Each record must be reproduced exactly as it is shown.

# Source records
________________________________________

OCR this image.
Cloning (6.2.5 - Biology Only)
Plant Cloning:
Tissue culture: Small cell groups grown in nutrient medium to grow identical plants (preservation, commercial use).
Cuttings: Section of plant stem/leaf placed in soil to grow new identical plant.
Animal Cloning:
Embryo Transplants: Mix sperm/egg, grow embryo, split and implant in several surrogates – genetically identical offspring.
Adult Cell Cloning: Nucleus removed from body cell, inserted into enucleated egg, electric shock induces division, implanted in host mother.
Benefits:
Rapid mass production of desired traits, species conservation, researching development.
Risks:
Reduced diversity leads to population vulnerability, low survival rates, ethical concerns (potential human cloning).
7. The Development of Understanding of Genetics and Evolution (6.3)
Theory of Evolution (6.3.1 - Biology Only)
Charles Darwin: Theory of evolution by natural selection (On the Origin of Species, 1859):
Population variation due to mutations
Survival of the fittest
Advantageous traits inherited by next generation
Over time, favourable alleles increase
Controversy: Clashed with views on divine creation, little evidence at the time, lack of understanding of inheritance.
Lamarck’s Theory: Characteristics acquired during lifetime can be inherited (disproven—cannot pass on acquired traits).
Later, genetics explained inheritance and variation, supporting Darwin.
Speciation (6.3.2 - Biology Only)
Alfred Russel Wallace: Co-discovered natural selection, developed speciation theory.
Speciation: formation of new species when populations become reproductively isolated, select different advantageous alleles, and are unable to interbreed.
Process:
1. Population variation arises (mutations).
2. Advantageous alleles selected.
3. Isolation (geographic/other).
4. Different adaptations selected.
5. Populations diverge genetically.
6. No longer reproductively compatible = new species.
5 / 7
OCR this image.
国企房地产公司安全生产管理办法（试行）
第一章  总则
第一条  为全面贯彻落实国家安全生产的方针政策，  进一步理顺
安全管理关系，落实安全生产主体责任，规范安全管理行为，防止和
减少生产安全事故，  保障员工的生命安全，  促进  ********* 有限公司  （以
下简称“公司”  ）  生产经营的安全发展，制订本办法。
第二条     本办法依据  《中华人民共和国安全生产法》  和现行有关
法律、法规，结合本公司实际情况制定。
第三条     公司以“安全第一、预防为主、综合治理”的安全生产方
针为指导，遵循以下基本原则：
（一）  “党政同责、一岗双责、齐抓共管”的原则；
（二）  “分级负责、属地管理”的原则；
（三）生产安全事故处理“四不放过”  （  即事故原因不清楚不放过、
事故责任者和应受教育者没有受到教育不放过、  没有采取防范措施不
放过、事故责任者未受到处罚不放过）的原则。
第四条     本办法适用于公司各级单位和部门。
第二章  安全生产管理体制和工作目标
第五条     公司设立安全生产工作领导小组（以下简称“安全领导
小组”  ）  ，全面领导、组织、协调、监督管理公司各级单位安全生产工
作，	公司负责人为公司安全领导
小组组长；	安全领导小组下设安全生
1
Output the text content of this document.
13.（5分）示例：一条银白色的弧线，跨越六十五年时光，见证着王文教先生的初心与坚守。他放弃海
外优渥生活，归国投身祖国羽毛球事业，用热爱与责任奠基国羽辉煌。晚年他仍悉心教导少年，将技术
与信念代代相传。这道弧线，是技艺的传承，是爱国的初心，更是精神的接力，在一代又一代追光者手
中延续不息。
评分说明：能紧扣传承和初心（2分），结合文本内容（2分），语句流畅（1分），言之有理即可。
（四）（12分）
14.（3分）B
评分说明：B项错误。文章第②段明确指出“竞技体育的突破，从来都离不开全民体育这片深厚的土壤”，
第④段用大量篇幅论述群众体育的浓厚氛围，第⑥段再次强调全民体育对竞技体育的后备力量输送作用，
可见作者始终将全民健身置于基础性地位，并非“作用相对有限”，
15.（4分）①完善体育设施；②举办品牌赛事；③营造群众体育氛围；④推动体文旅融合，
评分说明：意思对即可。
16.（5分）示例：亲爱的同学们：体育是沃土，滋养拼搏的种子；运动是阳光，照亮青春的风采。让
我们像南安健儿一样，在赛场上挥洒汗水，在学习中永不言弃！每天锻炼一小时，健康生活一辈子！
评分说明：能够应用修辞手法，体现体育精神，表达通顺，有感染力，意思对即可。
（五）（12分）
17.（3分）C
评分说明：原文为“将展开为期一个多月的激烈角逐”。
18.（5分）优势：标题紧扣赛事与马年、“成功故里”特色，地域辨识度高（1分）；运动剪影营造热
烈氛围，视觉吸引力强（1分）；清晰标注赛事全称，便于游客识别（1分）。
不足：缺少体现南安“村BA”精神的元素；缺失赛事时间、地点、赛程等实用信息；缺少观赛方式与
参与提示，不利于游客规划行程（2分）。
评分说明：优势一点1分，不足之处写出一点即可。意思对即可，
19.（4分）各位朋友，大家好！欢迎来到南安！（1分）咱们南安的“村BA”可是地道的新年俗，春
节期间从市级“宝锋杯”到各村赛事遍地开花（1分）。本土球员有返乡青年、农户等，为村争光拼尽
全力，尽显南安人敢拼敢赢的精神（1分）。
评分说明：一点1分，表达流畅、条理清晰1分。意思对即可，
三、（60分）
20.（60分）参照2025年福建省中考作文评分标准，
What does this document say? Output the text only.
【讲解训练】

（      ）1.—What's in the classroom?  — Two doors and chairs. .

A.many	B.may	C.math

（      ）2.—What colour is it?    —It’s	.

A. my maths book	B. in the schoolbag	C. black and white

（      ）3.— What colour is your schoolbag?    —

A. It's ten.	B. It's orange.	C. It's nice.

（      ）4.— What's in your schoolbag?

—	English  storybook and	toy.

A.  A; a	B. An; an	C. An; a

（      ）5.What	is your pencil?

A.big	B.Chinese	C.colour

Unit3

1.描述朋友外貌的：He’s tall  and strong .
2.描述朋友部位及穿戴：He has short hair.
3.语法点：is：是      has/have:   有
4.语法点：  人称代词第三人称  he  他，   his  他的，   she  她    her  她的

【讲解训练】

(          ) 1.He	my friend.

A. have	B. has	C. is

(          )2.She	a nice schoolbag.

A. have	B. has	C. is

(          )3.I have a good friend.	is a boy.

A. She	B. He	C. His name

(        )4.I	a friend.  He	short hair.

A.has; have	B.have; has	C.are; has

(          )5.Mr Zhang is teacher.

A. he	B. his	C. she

________________________________________

# Task result
OCR this image.
Cloning (6.2.5 - Biology Only)
Plant Cloning:
Tissue culture: Small cell groups grown in nutrient medium to grow identical plants (preservation, commercial use).
Cuttings: Section of plant stem/leaf placed in soil to grow new identical plant.
Animal Cloning:
Embryo Transplants: Mix sperm/egg, grow embryo, split and implant in several surrogates – genetically identical offspring.
Adult Cell Cloning: Nucleus removed from body cell, inserted into enucleated egg, electric shock induces division, implanted in host mother.
Benefits:
Rapid mass production of desired traits, species conservation, researching development.
Risks:
Reduced diversity leads to population vulnerability, low survival rates, ethical concerns (potential human cloning).
7. The Development of Understanding of Genetics and Evolution (6.3)
Theory of Evolution (6.3.1 - Biology Only)
Charles Darwin: Theory of evolution by natural selection (On the Origin of Species, 1859):
Population variation due to mutations
Survival of the fittest
Advantageous traits inherited by next generation
Over time, favourable alleles increase
Controversy: Clashed with views on divine creation, little evidence at the time, lack of understanding of inheritance.
Lamarck’s Theory: Characteristics acquired during lifetime can be inherited (disproven—cannot pass on acquired traits).
Later, genetics explained inheritance and variation, supporting Darwin.
Speciation (6.3.2 - Biology Only)
Alfred Russel Wallace: Co-discovered natural selection, developed speciation theory.
Speciation: formation of new species when populations become reproductively isolated, select different advantageous alleles, and are unable to interbreed.
Process:
1. Population variation arises (mutations).
2. Advantageous alleles selected.
3. Isolation (geographic/other).
4. Different adaptations selected.
5. Populations diverge genetically.
6. No longer reproductively compatible = new species.
5 / 7
OCR this image.
国企房地产公司安全生产管理办法（试行）
第一章  总则
第一条  为全面贯彻落实国家安全生产的方针政策，  进一步理顺
安全管理关系，落实安全生产主体责任，规范安全管理行为，防止和
减少生产安全事故，  保障员工的生命安全，  促进  ********* 有限公司  （以
下简称“公司”  ）  生产经营的安全发展，制订本办法。
第二条     本办法依据  《中华人民共和国安全生产法》  和现行有关
法律、法规，结合本公司实际情况制定。
第三条     公司以“安全第一、预防为主、综合治理”的安全生产方
针为指导，遵循以下基本原则：
（一）  “党政同责、一岗双责、齐抓共管”的原则；
（二）  “分级负责、属地管理”的原则；
（三）生产安全事故处理“四不放过”  （  即事故原因不清楚不放过、
事故责任者和应受教育者没有受到教育不放过、  没有采取防范措施不
放过、事故责任者未受到处罚不放过）的原则。
第四条     本办法适用于公司各级单位和部门。
第二章  安全生产管理体制和工作目标
第五条     公司设立安全生产工作领导小组（以下简称“安全领导
小组”  ）  ，全面领导、组织、协调、监督管理公司各级单位安全生产工
作，	公司负责人为公司安全领导
小组组长；	安全领导小组下设安全生
1
Output the text content of this document.
13.（5分）示例：一条银白色的弧线，跨越六十五年时光，见证着王文教先生的初心与坚守。他放弃海
外优渥生活，归国投身祖国羽毛球事业，用热爱与责任奠基国羽辉煌。晚年他仍悉心教导少年，将技术
与信念代代相传。这道弧线，是技艺的传承，是爱国的初心，更是精神的接力，在一代又一代追光者手
中延续不息。
评分说明：能紧扣传承和初心（2分），结合文本内容（2分），语句流畅（1分），言之有理即可。
（四）（12分）
14.（3分）B
评分说明：B项错误。文章第②段明确指出“竞技体育的突破，从来都离不开全民体育这片深厚的土壤”，
第④段用大量篇幅论述群众体育的浓厚氛围，第⑥段再次强调全民体育对竞技体育的后备力量输送作用，
可见作者始终将全民健身置于基础性地位，并非“作用相对有限”，
15.（4分）①完善体育设施；②举办品牌赛事；③营造群众体育氛围；④推动体文旅融合，
评分说明：意思对即可。
16.（5分）示例：亲爱的同学们：体育是沃土，滋养拼搏的种子；运动是阳光，照亮青春的风采。让
我们像南安健儿一样，在赛场上挥洒汗水，在学习中永不言弃！每天锻炼一小时，健康生活一辈子！
评分说明：能够应用修辞手法，体现体育精神，表达通顺，有感染力，意思对即可。
（五）（12分）
17.（3分）C
评分说明：原文为“将展开为期一个多月的激烈角逐”。
18.（5分）优势：标题紧扣赛事与马年、“成功故里”特色，地域辨识度高（1分）；运动剪影营造热
烈氛围，视觉吸引力强（1分）；清晰标注赛事全称，便于游客识别（1分）。
不足：缺少体现南安“村BA”精神的元素；缺失赛事时间、地点、赛程等实用信息；缺少观赛方式与
参与提示，不利于游客规划行程（2分）。
评分说明：优势一点1分，不足之处写出一点即可。意思对即可，
19.（4分）各位朋友，大家好！欢迎来到南安！（1分）咱们南安的“村BA”可是地道的新年俗，春
节期间从市级“宝锋杯”到各村赛事遍地开花（1分）。本土球员有返乡青年、农户等，为村争光拼尽
全力，尽显南安人敢拼敢赢的精神（1分）。
评分说明：一点1分，表达流畅、条理清晰1分。意思对即可，
三、（60分）
20.（60分）参照2025年福建省中考作文评分标准，
What does this document say? Output the text only.
【讲解训练】

（      ）1.—What's in the classroom?  — Two doors and chairs. .

A.many	B.may	C.math

（      ）2.—What colour is it?    —It’s	.

A. my maths book	B. in the schoolbag	C. black and white

（      ）3.— What colour is your schoolbag?    —

A. It's ten.	B. It's orange.	C. It's nice.

（      ）4.— What's in your schoolbag?

—	English  storybook and	toy.

A.  A; a	B. An; an	C. An; a

（      ）5.What	is your pencil?

A.big	B.Chinese	C.colour

Unit3

1.描述朋友外貌的：He’s tall  and strong .
2.描述朋友部位及穿戴：He has short hair.
3.语法点：is：是      has/have:   有
4.语法点：  人称代词第三人称  he  他，   his  他的，   she  她    her  她的

【讲解训练】

(          ) 1.He	my friend.

A. have	B. has	C. is

(          )2.She	a nice schoolbag.

A. have	B. has	C. is

(          )3.I have a good friend.	is a boy.

A. She	B. He	C. His name

(        )4.I	a friend.  He	short hair.

A.has; have	B.have; has	C.are; has

(          )5.Mr Zhang is teacher.

A. he	B. his	C. she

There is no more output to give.